■ **Exercise instructions**
[1] In the udmabuf mailing-list thread, why does Vivek Kasireddy agree to reverting the patch? Answer in one to three sentences.
[2] According to the udmabuf mailing-list thread, which two VMMs are the main users of the udmabuf driver?
[3] Pick up the udmabuf mailing-list thread where it stops, and keep writing in the same voice.

■ **Source extract**
Begin

On Tue, 13 Jun 2023, David Hildenbrand wrote:
> On 13.06.23 10:26, Kasireddy, Vivek wrote:
> >> On 12.06.23 09:10, Kasireddy, Vivek wrote:
> >>> Sorry for the late reply; I just got back from vacation.
> >>> If it is unsafe to directly use the subpages of a hugetlb page, then
> >>> reverting
> >>> this patch seems like the only option for addressing this issue
> >>> immediately.
> >>> So, this patch is
> >>> Acked-by: Vivek Kasireddy <vivek.kasireddy@intel.com>
> >>>
> >>> As far as the use-case is concerned, there are two main users of the
> >> udmabuf
> >>> driver: Qemu and CrosVM VMMs. However, it appears Qemu is the only
> >> one
> >>> that uses hugetlb pages (when hugetlb=on is set) as the backing store for
> >>> Guest (Linux, Android and Windows) system memory. The main goal is to
> >>> share the pages associated with the Guest allocated framebuffer (FB) with
> >>> the Host GPU driver and other components in a zero-copy way. To that
> >> end,
> >>> the guest GPU driver (virtio-gpu) allocates 4k size pages (associated with
> >>> the FB) and pins them before sharing the (guest) physical (or dma)

End

■ **Record set**
Begin

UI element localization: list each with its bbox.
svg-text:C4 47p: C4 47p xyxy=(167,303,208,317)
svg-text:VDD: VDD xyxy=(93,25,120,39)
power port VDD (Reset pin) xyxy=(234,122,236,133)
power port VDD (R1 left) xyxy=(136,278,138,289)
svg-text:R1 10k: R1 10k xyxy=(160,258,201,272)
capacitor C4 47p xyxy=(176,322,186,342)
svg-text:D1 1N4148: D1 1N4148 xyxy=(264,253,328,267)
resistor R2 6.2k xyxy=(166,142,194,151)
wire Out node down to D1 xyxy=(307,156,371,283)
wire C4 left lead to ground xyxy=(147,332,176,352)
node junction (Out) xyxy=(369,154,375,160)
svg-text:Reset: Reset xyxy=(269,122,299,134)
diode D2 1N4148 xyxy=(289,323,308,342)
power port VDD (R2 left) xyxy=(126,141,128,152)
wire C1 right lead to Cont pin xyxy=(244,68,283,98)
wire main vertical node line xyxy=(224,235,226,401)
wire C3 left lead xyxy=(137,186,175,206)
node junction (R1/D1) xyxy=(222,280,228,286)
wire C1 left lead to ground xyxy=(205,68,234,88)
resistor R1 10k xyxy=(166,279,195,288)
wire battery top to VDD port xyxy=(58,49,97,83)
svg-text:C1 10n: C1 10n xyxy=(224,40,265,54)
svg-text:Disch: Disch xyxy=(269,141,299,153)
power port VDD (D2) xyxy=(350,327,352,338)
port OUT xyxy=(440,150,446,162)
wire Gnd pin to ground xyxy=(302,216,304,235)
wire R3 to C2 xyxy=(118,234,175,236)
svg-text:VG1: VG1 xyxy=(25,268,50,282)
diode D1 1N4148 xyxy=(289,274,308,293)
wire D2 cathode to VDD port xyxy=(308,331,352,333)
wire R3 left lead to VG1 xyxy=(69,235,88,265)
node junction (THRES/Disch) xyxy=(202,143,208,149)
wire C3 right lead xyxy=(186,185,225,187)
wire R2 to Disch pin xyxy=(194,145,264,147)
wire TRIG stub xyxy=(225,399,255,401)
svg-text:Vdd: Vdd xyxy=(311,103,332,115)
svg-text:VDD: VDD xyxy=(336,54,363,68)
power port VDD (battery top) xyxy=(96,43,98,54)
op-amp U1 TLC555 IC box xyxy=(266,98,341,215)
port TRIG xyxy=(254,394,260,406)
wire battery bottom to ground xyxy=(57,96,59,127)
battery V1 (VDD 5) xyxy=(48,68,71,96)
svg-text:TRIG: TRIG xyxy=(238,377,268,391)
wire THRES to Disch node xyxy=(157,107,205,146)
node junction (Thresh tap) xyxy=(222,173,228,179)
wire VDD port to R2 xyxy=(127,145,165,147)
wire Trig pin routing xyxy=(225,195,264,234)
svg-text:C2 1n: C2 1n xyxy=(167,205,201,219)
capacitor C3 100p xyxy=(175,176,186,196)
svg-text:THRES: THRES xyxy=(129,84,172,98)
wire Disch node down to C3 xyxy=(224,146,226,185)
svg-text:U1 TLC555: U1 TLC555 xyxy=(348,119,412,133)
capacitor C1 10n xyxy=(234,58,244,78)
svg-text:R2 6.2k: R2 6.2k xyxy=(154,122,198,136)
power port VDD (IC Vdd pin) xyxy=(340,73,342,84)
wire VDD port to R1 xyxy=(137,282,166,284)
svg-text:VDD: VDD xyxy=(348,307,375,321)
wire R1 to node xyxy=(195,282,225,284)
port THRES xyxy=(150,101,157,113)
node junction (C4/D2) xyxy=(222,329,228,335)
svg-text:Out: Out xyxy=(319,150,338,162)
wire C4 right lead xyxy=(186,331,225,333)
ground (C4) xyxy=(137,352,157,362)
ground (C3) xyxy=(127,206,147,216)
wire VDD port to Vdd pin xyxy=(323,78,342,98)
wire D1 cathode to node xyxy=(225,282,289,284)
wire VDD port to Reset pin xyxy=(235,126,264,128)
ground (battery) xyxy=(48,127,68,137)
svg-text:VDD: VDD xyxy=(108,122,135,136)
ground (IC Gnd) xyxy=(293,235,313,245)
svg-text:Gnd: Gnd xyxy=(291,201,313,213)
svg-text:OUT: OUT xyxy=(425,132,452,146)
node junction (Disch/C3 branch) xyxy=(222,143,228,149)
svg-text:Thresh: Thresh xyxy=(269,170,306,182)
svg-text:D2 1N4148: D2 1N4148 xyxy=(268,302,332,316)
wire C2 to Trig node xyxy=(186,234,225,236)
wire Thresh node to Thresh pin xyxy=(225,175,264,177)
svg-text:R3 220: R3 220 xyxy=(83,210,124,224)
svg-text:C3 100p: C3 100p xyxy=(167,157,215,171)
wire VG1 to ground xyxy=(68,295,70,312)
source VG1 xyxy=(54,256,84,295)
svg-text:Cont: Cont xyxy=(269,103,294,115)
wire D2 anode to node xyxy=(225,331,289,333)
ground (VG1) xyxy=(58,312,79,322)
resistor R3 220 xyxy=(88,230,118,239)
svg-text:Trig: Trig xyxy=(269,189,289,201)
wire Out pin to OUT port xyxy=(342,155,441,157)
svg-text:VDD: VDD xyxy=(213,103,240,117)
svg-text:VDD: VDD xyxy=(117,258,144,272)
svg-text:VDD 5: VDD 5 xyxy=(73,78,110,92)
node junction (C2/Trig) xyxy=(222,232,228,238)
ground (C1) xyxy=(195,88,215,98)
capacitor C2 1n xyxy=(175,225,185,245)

End

■ **Per-task outputs**
[1] He agrees because it may be unsafe to use the subpages of a hugetlb page directly. If so, reverting the patch seems like the only way to address the issue immediately.

[2] Qemu and CrosVM.

[3]
> >> addresses
> >>> (and lengths) with Qemu. Qemu then translates the addresses into file
> >>> offsets and shares these offsets with udmabuf.
> >>
> >> Is my understanding correct, that we can effectively long-term pin
> >> (worse than mlock) 64 MiB per UDMABUF_CREATE, allowing eventually !root
> > The 64 MiB limit is the theoretical upper bound that we have not seen hit in
> > practice. Typically, for a 1920x1080 resolution (commonly used in Guests),
> > the size of the FB is ~8 MB (1920x1080x4). And, most modern Graphics
> > compositors flip between two FBs.
> > 
> 
> Okay, but users with privileges to open that file can just create as many as
> they want? I think I'll have to play with it.
> 
> >> users
> >>
> >> ll /dev/udmabuf
> >> crw-rw---- 1 root kvm 10, 125 12. Jun 08:12 /dev/udmabuf
> >>
> >> to bypass there effective MEMLOCK limit, fragmenting physical memory and
> >> breaking swap?
> > Right, it does not look like the mlock limits are honored.
> > 
> 
> That should be added.

Agreed.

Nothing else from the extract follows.